• _Problem to work on_: Your task is to repeat all of the material exactly.
++++ Data excerpts ++++
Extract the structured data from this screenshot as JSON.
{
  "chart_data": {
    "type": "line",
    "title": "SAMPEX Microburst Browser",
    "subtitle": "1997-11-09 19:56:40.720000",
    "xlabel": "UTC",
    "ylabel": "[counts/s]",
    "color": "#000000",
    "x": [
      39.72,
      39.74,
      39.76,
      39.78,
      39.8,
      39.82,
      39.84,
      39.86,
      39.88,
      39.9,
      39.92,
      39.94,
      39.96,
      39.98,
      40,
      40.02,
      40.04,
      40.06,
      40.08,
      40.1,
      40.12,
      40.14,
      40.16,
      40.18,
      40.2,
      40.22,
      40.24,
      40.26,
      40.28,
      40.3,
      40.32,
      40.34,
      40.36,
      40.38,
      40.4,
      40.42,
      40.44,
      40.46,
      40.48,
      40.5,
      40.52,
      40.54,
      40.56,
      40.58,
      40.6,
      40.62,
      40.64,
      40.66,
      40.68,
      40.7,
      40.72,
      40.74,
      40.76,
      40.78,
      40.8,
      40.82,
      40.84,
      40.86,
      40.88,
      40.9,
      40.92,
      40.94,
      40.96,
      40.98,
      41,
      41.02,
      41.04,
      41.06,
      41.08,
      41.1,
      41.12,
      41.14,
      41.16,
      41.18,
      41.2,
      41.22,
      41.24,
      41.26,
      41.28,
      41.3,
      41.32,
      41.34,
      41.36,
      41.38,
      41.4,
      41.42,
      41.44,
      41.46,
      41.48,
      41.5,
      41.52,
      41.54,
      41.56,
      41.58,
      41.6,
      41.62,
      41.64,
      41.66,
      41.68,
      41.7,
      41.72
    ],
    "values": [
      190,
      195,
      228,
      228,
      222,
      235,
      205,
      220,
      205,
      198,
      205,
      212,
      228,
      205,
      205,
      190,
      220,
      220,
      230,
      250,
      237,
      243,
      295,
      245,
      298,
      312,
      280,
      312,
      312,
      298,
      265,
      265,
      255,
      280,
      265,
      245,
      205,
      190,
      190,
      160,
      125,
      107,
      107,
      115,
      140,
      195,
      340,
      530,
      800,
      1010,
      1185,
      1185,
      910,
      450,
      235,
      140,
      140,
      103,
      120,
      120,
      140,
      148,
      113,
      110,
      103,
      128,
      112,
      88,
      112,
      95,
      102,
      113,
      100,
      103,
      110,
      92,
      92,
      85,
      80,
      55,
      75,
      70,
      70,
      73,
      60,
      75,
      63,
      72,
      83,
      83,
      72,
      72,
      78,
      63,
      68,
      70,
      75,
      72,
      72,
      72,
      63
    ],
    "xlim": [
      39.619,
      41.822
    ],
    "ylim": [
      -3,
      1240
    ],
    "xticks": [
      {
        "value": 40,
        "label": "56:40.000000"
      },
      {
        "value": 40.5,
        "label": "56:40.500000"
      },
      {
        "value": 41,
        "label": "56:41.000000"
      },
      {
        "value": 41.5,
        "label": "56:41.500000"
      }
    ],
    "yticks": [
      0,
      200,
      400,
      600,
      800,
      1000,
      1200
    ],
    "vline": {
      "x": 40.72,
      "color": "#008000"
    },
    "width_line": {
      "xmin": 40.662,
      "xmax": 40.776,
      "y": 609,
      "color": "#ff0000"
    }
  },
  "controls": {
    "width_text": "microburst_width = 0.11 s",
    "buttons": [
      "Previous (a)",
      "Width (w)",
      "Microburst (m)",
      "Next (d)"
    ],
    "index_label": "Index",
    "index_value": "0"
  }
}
++++
• _Reply_:
Extract the structured data from this screenshot as JSON.
{
  "chart_data": {
    "type": "line",
    "title": "SAMPEX Microburst Browser",
    "subtitle": "1997-11-09 19:56:40.720000",
    "xlabel": "UTC",
    "ylabel": "[counts/s]",
    "color": "#000000",
    "x": [
      39.72,
      39.74,
      39.76,
      39.78,
      39.8,
      39.82,
      39.84,
      39.86,
      39.88,
      39.9,
      39.92,
      39.94,
      39.96,
      39.98,
      40,
      40.02,
      40.04,
      40.06,
      40.08,
      40.1,
      40.12,
      40.14,
      40.16,
      40.18,
      40.2,
      40.22,
      40.24,
      40.26,
      40.28,
      40.3,
      40.32,
      40.34,
      40.36,
      40.38,
      40.4,
      40.42,
      40.44,
      40.46,
      40.48,
      40.5,
      40.52,
      40.54,
      40.56,
      40.58,
      40.6,
      40.62,
      40.64,
      40.66,
      40.68,
      40.7,
      40.72,
      40.74,
      40.76,
      40.78,
      40.8,
      40.82,
      40.84,
      40.86,
      40.88,
      40.9,
      40.92,
      40.94,
      40.96,
      40.98,
      41,
      41.02,
      41.04,
      41.06,
      41.08,
      41.1,
      41.12,
      41.14,
      41.16,
      41.18,
      41.2,
      41.22,
      41.24,
      41.26,
      41.28,
      41.3,
      41.32,
      41.34,
      41.36,
      41.38,
      41.4,
      41.42,
      41.44,
      41.46,
      41.48,
      41.5,
      41.52,
      41.54,
      41.56,
      41.58,
      41.6,
      41.62,
      41.64,
      41.66,
      41.68,
      41.7,
      41.72
    ],
    "values": [
      190,
      195,
      228,
      228,
      222,
      235,
      205,
      220,
      205,
      198,
      205,
      212,
      228,
      205,
      205,
      190,
      220,
      220,
      230,
      250,
      237,
      243,
      295,
      245,
      298,
      312,
      280,
      312,
      312,
      298,
      265,
      265,
      255,
      280,
      265,
      245,
      205,
      190,
      190,
      160,
      125,
      107,
      107,
      115,
      140,
      195,
      340,
      530,
      800,
      1010,
      1185,
      1185,
      910,
      450,
      235,
      140,
      140,
      103,
      120,
      120,
      140,
      148,
      113,
      110,
      103,
      128,
      112,
      88,
      112,
      95,
      102,
      113,
      100,
      103,
      110,
      92,
      92,
      85,
      80,
      55,
      75,
      70,
      70,
      73,
      60,
      75,
      63,
      72,
      83,
      83,
      72,
      72,
      78,
      63,
      68,
      70,
      75,
      72,
      72,
      72,
      63
    ],
    "xlim": [
      39.619,
      41.822
    ],
    "ylim": [
      -3,
      1240
    ],
    "xticks": [
      {
        "value": 40,
        "label": "56:40.000000"
      },
      {
        "value": 40.5,
        "label": "56:40.500000"
      },
      {
        "value": 41,
        "label": "56:41.000000"
      },
      {
        "value": 41.5,
        "label": "56:41.500000"
      }
    ],
    "yticks": [
      0,
      200,
      400,
      600,
      800,
      1000,
      1200
    ],
    "vline": {
      "x": 40.72,
      "color": "#008000"
    },
    "width_line": {
      "xmin": 40.662,
      "xmax": 40.776,
      "y": 609,
      "color": "#ff0000"
    }
  },
  "controls": {
    "width_text": "microburst_width = 0.11 s",
    "buttons": [
      "Previous (a)",
      "Width (w)",
      "Microburst (m)",
      "Next (d)"
    ],
    "index_label": "Index",
    "index_value": "0"
  }
}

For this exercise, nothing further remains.